• REQUIRED WORK:
Would you return all of this data exactly, leaving nothing out?
[Begin LISTED RECORDS]
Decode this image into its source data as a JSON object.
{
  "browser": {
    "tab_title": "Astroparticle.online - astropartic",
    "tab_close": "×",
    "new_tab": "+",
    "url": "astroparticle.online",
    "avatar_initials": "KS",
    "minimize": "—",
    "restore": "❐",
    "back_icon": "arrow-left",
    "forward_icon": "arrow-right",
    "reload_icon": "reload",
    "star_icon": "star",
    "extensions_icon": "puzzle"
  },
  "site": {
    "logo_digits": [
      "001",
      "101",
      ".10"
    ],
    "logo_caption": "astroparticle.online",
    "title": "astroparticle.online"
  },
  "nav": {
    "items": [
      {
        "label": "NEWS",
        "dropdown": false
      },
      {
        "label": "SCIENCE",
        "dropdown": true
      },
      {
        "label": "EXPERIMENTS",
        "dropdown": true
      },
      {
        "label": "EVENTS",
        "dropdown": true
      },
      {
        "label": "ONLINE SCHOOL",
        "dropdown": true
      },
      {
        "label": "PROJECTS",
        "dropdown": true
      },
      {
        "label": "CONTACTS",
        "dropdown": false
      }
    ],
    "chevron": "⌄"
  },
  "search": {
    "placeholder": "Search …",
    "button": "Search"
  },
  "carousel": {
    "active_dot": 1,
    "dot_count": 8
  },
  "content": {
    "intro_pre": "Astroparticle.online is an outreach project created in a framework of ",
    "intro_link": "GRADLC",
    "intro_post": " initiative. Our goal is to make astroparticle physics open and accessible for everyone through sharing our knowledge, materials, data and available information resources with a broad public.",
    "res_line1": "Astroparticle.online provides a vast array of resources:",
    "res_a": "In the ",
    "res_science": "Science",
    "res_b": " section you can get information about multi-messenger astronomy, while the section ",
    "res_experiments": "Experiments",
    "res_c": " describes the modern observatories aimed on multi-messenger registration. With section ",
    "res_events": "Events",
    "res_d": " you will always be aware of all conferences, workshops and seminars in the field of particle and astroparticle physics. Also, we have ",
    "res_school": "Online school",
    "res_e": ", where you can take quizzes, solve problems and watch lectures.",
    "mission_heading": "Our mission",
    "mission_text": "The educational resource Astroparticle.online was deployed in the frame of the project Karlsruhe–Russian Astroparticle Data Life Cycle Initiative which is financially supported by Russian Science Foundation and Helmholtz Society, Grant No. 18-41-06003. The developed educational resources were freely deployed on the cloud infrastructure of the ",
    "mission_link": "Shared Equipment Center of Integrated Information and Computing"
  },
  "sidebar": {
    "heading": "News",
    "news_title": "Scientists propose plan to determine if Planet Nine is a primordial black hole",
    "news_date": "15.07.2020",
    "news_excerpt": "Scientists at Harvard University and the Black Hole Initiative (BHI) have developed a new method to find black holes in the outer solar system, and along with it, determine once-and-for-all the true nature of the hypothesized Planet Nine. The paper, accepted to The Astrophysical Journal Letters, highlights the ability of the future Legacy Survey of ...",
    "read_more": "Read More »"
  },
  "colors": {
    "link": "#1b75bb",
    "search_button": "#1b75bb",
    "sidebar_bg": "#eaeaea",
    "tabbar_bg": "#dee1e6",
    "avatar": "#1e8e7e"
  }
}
[End LISTED RECORDS]
• SOLUTION:
Decode this image into its source data as a JSON object.
{
  "browser": {
    "tab_title": "Astroparticle.online - astropartic",
    "tab_close": "×",
    "new_tab": "+",
    "url": "astroparticle.online",
    "avatar_initials": "KS",
    "minimize": "—",
    "restore": "❐",
    "back_icon": "arrow-left",
    "forward_icon": "arrow-right",
    "reload_icon": "reload",
    "star_icon": "star",
    "extensions_icon": "puzzle"
  },
  "site": {
    "logo_digits": [
      "001",
      "101",
      ".10"
    ],
    "logo_caption": "astroparticle.online",
    "title": "astroparticle.online"
  },
  "nav": {
    "items": [
      {
        "label": "NEWS",
        "dropdown": false
      },
      {
        "label": "SCIENCE",
        "dropdown": true
      },
      {
        "label": "EXPERIMENTS",
        "dropdown": true
      },
      {
        "label": "EVENTS",
        "dropdown": true
      },
      {
        "label": "ONLINE SCHOOL",
        "dropdown": true
      },
      {
        "label": "PROJECTS",
        "dropdown": true
      },
      {
        "label": "CONTACTS",
        "dropdown": false
      }
    ],
    "chevron": "⌄"
  },
  "search": {
    "placeholder": "Search …",
    "button": "Search"
  },
  "carousel": {
    "active_dot": 1,
    "dot_count": 8
  },
  "content": {
    "intro_pre": "Astroparticle.online is an outreach project created in a framework of ",
    "intro_link": "GRADLC",
    "intro_post": " initiative. Our goal is to make astroparticle physics open and accessible for everyone through sharing our knowledge, materials, data and available information resources with a broad public.",
    "res_line1": "Astroparticle.online provides a vast array of resources:",
    "res_a": "In the ",
    "res_science": "Science",
    "res_b": " section you can get information about multi-messenger astronomy, while the section ",
    "res_experiments": "Experiments",
    "res_c": " describes the modern observatories aimed on multi-messenger registration. With section ",
    "res_events": "Events",
    "res_d": " you will always be aware of all conferences, workshops and seminars in the field of particle and astroparticle physics. Also, we have ",
    "res_school": "Online school",
    "res_e": ", where you can take quizzes, solve problems and watch lectures.",
    "mission_heading": "Our mission",
    "mission_text": "The educational resource Astroparticle.online was deployed in the frame of the project Karlsruhe–Russian Astroparticle Data Life Cycle Initiative which is financially supported by Russian Science Foundation and Helmholtz Society, Grant No. 18-41-06003. The developed educational resources were freely deployed on the cloud infrastructure of the ",
    "mission_link": "Shared Equipment Center of Integrated Information and Computing"
  },
  "sidebar": {
    "heading": "News",
    "news_title": "Scientists propose plan to determine if Planet Nine is a primordial black hole",
    "news_date": "15.07.2020",
    "news_excerpt": "Scientists at Harvard University and the Black Hole Initiative (BHI) have developed a new method to find black holes in the outer solar system, and along with it, determine once-and-for-all the true nature of the hypothesized Planet Nine. The paper, accepted to The Astrophysical Journal Letters, highlights the ability of the future Legacy Survey of ...",
    "read_more": "Read More »"
  },
  "colors": {
    "link": "#1b75bb",
    "search_button": "#1b75bb",
    "sidebar_bg": "#eaeaea",
    "tabbar_bg": "#dee1e6",
    "avatar": "#1e8e7e"
  }
}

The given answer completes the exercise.